[BEGIN Supplied data]
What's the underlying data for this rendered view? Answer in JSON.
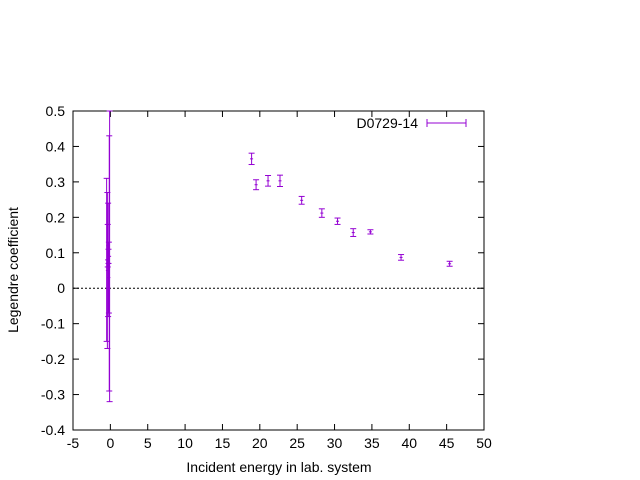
{
  "chart_data": {
    "type": "scatter",
    "title": "",
    "xlabel": "Incident energy in lab. system",
    "ylabel": "Legendre coefficient",
    "xlim": [
      -5,
      50
    ],
    "ylim": [
      -0.4,
      0.5
    ],
    "x_ticks": [
      -5,
      0,
      5,
      10,
      15,
      20,
      25,
      30,
      35,
      40,
      45,
      50
    ],
    "y_ticks": [
      -0.4,
      -0.3,
      -0.2,
      -0.1,
      0,
      0.1,
      0.2,
      0.3,
      0.4,
      0.5
    ],
    "x_tick_labels": [
      "-5",
      "0",
      "5",
      "10",
      "15",
      "20",
      "25",
      "30",
      "35",
      "40",
      "45",
      "50"
    ],
    "y_tick_labels": [
      "-0.4",
      "-0.3",
      "-0.2",
      "-0.1",
      "0",
      "0.1",
      "0.2",
      "0.3",
      "0.4",
      "0.5"
    ],
    "grid": false,
    "legend_position": "top-right",
    "zero_line": true,
    "series": [
      {
        "name": "D0729-14",
        "color": "#9400d3",
        "points": [
          {
            "x": -0.5,
            "y": 0.08,
            "yerr": 0.23
          },
          {
            "x": -0.4,
            "y": 0.05,
            "yerr": 0.22
          },
          {
            "x": -0.35,
            "y": 0.12,
            "yerr": 0.06
          },
          {
            "x": -0.3,
            "y": 0.08,
            "yerr": 0.16
          },
          {
            "x": -0.25,
            "y": 0.09,
            "yerr": 0.02
          },
          {
            "x": -0.2,
            "y": 0.03,
            "yerr": 0.1
          },
          {
            "x": -0.15,
            "y": 0.07,
            "yerr": 0.36
          },
          {
            "x": -0.1,
            "y": 0.09,
            "yerr": 0.41
          },
          {
            "x": 18.9,
            "y": 0.365,
            "yerr": 0.016
          },
          {
            "x": 19.5,
            "y": 0.292,
            "yerr": 0.014
          },
          {
            "x": 21.1,
            "y": 0.303,
            "yerr": 0.015
          },
          {
            "x": 22.7,
            "y": 0.303,
            "yerr": 0.016
          },
          {
            "x": 25.6,
            "y": 0.248,
            "yerr": 0.011
          },
          {
            "x": 28.3,
            "y": 0.212,
            "yerr": 0.012
          },
          {
            "x": 30.4,
            "y": 0.189,
            "yerr": 0.009
          },
          {
            "x": 32.5,
            "y": 0.157,
            "yerr": 0.011
          },
          {
            "x": 34.8,
            "y": 0.159,
            "yerr": 0.006
          },
          {
            "x": 38.9,
            "y": 0.087,
            "yerr": 0.008
          },
          {
            "x": 45.4,
            "y": 0.069,
            "yerr": 0.007
          }
        ]
      }
    ]
  }
}
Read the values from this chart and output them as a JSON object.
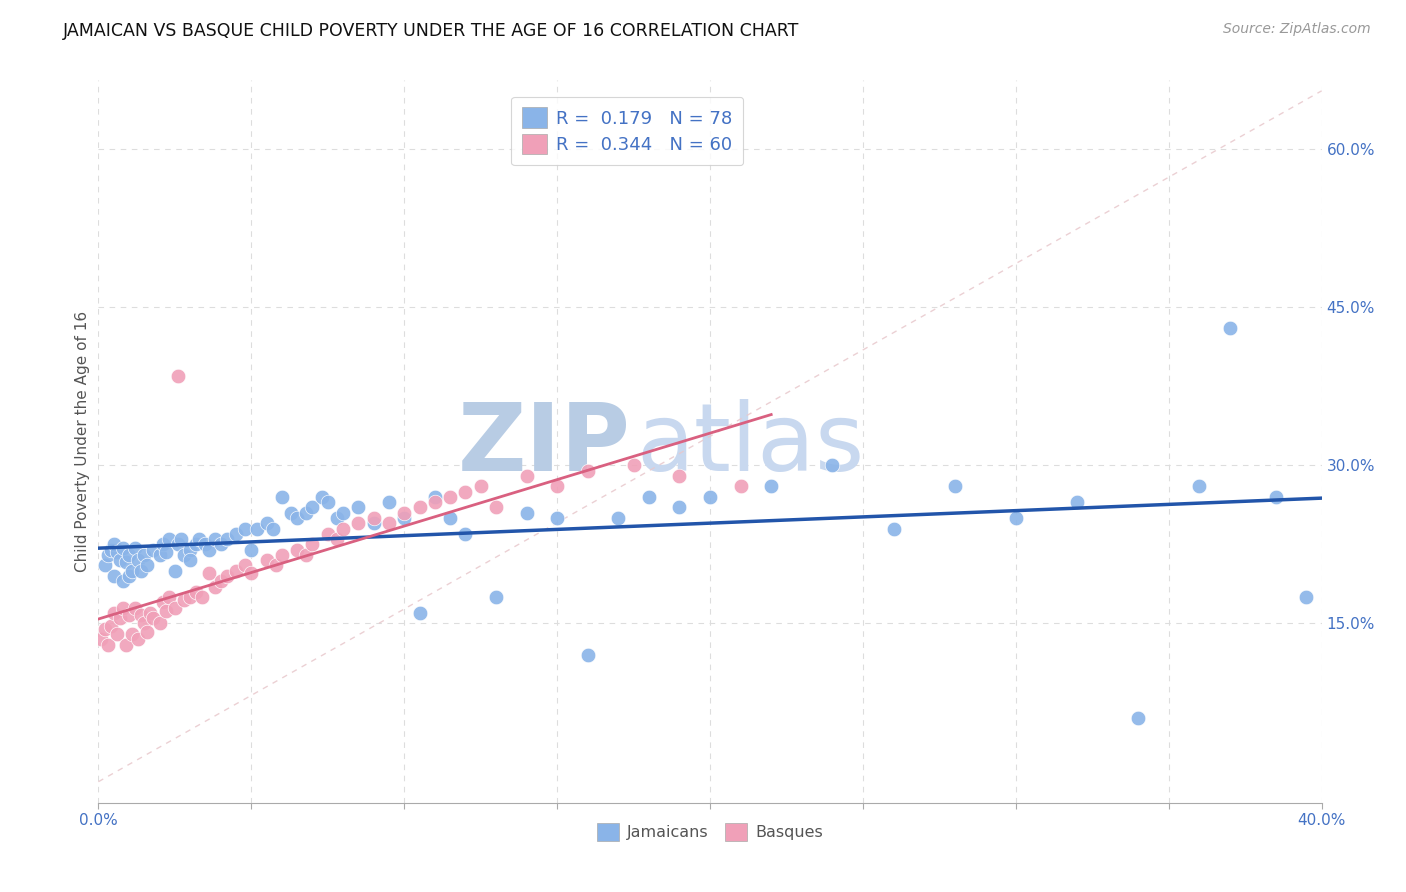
[END Supplied data]
Written task: Exclude the pictures and repeat every other part of the records word for word.

Finished answer:
What's the underlying data for this rendered view? Answer in JSON.
{
  "chart_data": {
    "type": "scatter",
    "title": "",
    "xlabel": "Incident energy in lab. system",
    "ylabel": "Legendre coefficient",
    "xlim": [
      -5,
      50
    ],
    "ylim": [
      -0.4,
      0.5
    ],
    "x_ticks": [
      -5,
      0,
      5,
      10,
      15,
      20,
      25,
      30,
      35,
      40,
      45,
      50
    ],
    "y_ticks": [
      -0.4,
      -0.3,
      -0.2,
      -0.1,
      0,
      0.1,
      0.2,
      0.3,
      0.4,
      0.5
    ],
    "x_tick_labels": [
      "-5",
      "0",
      "5",
      "10",
      "15",
      "20",
      "25",
      "30",
      "35",
      "40",
      "45",
      "50"
    ],
    "y_tick_labels": [
      "-0.4",
      "-0.3",
      "-0.2",
      "-0.1",
      "0",
      "0.1",
      "0.2",
      "0.3",
      "0.4",
      "0.5"
    ],
    "grid": false,
    "legend_position": "top-right",
    "zero_line": true,
    "series": [
      {
        "name": "D0729-14",
        "color": "#9400d3",
        "points": [
          {
            "x": -0.5,
            "y": 0.08,
            "yerr": 0.23
          },
          {
            "x": -0.4,
            "y": 0.05,
            "yerr": 0.22
          },
          {
            "x": -0.35,
            "y": 0.12,
            "yerr": 0.06
          },
          {
            "x": -0.3,
            "y": 0.08,
            "yerr": 0.16
          },
          {
            "x": -0.25,
            "y": 0.09,
            "yerr": 0.02
          },
          {
            "x": -0.2,
            "y": 0.03,
            "yerr": 0.1
          },
          {
            "x": -0.15,
            "y": 0.07,
            "yerr": 0.36
          },
          {
            "x": -0.1,
            "y": 0.09,
            "yerr": 0.41
          },
          {
            "x": 18.9,
            "y": 0.365,
            "yerr": 0.016
          },
          {
            "x": 19.5,
            "y": 0.292,
            "yerr": 0.014
          },
          {
            "x": 21.1,
            "y": 0.303,
            "yerr": 0.015
          },
          {
            "x": 22.7,
            "y": 0.303,
            "yerr": 0.016
          },
          {
            "x": 25.6,
            "y": 0.248,
            "yerr": 0.011
          },
          {
            "x": 28.3,
            "y": 0.212,
            "yerr": 0.012
          },
          {
            "x": 30.4,
            "y": 0.189,
            "yerr": 0.009
          },
          {
            "x": 32.5,
            "y": 0.157,
            "yerr": 0.011
          },
          {
            "x": 34.8,
            "y": 0.159,
            "yerr": 0.006
          },
          {
            "x": 38.9,
            "y": 0.087,
            "yerr": 0.008
          },
          {
            "x": 45.4,
            "y": 0.069,
            "yerr": 0.007
          }
        ]
      }
    ]
  }
}
Read the values from this chart and output them as a JSON object.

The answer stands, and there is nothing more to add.